*WHAT NEEDS TO BE DONE:*
Word for word, retype every entry in the listing.

**** ENTRIES ****

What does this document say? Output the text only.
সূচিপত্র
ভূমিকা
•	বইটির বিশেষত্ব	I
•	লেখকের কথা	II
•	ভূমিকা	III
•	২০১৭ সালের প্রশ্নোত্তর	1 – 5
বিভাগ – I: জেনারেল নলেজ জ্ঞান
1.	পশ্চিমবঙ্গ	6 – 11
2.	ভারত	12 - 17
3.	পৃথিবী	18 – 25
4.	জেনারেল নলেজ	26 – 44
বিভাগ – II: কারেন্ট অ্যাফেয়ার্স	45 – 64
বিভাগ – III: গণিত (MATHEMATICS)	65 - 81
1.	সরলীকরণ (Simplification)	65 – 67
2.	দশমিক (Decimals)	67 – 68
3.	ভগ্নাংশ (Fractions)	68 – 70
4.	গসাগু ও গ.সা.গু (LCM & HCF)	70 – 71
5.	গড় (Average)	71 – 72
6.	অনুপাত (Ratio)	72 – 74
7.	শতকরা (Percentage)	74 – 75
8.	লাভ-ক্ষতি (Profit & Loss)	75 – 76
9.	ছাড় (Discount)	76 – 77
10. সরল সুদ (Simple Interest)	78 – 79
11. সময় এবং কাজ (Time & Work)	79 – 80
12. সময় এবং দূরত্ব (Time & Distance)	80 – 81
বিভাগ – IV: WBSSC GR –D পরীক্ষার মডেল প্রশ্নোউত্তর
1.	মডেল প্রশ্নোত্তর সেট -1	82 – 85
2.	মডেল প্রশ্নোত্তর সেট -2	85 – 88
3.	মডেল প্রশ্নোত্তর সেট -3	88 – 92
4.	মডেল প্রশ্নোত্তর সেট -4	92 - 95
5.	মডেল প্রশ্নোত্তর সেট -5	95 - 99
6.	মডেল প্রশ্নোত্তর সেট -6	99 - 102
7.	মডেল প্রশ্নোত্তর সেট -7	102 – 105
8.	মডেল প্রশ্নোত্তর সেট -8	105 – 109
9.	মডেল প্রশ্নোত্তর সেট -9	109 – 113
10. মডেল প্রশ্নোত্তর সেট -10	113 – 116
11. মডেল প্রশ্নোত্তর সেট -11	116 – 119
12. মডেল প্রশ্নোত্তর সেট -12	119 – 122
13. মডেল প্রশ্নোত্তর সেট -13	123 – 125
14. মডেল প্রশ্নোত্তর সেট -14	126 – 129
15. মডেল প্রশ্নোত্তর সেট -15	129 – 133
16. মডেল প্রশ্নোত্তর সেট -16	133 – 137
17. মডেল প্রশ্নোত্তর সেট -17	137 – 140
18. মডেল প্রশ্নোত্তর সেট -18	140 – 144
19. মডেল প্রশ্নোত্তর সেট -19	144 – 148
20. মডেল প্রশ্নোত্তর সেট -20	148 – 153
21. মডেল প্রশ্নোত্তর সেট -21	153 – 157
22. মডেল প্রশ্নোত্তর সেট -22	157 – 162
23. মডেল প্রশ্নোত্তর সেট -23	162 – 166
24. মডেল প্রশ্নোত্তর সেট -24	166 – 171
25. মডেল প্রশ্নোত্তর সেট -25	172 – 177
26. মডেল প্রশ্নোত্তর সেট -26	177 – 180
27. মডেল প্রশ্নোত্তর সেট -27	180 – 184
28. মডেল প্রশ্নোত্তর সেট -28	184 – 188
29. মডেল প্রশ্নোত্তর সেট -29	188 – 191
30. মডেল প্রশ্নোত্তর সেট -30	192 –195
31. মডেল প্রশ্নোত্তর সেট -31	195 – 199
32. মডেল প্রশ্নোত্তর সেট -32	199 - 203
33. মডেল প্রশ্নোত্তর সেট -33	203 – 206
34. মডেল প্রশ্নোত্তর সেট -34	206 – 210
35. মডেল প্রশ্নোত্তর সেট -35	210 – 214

****

*REPLY:*
What does this document say? Output the text only.
সূচিপত্র
ভূমিকা
•	বইটির বিশেষত্ব	I
•	লেখকের কথা	II
•	ভূমিকা	III
•	২০১৭ সালের প্রশ্নোত্তর	1 – 5
বিভাগ – I: জেনারেল নলেজ জ্ঞান
1.	পশ্চিমবঙ্গ	6 – 11
2.	ভারত	12 - 17
3.	পৃথিবী	18 – 25
4.	জেনারেল নলেজ	26 – 44
বিভাগ – II: কারেন্ট অ্যাফেয়ার্স	45 – 64
বিভাগ – III: গণিত (MATHEMATICS)	65 - 81
1.	সরলীকরণ (Simplification)	65 – 67
2.	দশমিক (Decimals)	67 – 68
3.	ভগ্নাংশ (Fractions)	68 – 70
4.	গসাগু ও গ.সা.গু (LCM & HCF)	70 – 71
5.	গড় (Average)	71 – 72
6.	অনুপাত (Ratio)	72 – 74
7.	শতকরা (Percentage)	74 – 75
8.	লাভ-ক্ষতি (Profit & Loss)	75 – 76
9.	ছাড় (Discount)	76 – 77
10. সরল সুদ (Simple Interest)	78 – 79
11. সময় এবং কাজ (Time & Work)	79 – 80
12. সময় এবং দূরত্ব (Time & Distance)	80 – 81
বিভাগ – IV: WBSSC GR –D পরীক্ষার মডেল প্রশ্নোউত্তর
1.	মডেল প্রশ্নোত্তর সেট -1	82 – 85
2.	মডেল প্রশ্নোত্তর সেট -2	85 – 88
3.	মডেল প্রশ্নোত্তর সেট -3	88 – 92
4.	মডেল প্রশ্নোত্তর সেট -4	92 - 95
5.	মডেল প্রশ্নোত্তর সেট -5	95 - 99
6.	মডেল প্রশ্নোত্তর সেট -6	99 - 102
7.	মডেল প্রশ্নোত্তর সেট -7	102 – 105
8.	মডেল প্রশ্নোত্তর সেট -8	105 – 109
9.	মডেল প্রশ্নোত্তর সেট -9	109 – 113
10. মডেল প্রশ্নোত্তর সেট -10	113 – 116
11. মডেল প্রশ্নোত্তর সেট -11	116 – 119
12. মডেল প্রশ্নোত্তর সেট -12	119 – 122
13. মডেল প্রশ্নোত্তর সেট -13	123 – 125
14. মডেল প্রশ্নোত্তর সেট -14	126 – 129
15. মডেল প্রশ্নোত্তর সেট -15	129 – 133
16. মডেল প্রশ্নোত্তর সেট -16	133 – 137
17. মডেল প্রশ্নোত্তর সেট -17	137 – 140
18. মডেল প্রশ্নোত্তর সেট -18	140 – 144
19. মডেল প্রশ্নোত্তর সেট -19	144 – 148
20. মডেল প্রশ্নোত্তর সেট -20	148 – 153
21. মডেল প্রশ্নোত্তর সেট -21	153 – 157
22. মডেল প্রশ্নোত্তর সেট -22	157 – 162
23. মডেল প্রশ্নোত্তর সেট -23	162 – 166
24. মডেল প্রশ্নোত্তর সেট -24	166 – 171
25. মডেল প্রশ্নোত্তর সেট -25	172 – 177
26. মডেল প্রশ্নোত্তর সেট -26	177 – 180
27. মডেল প্রশ্নোত্তর সেট -27	180 – 184
28. মডেল প্রশ্নোত্তর সেট -28	184 – 188
29. মডেল প্রশ্নোত্তর সেট -29	188 – 191
30. মডেল প্রশ্নোত্তর সেট -30	192 –195
31. মডেল প্রশ্নোত্তর সেট -31	195 – 199
32. মডেল প্রশ্নোত্তর সেট -32	199 - 203
33. মডেল প্রশ্নোত্তর সেট -33	203 – 206
34. মডেল প্রশ্নোত্তর সেট -34	206 – 210
35. মডেল প্রশ্নোত্তর সেট -35	210 – 214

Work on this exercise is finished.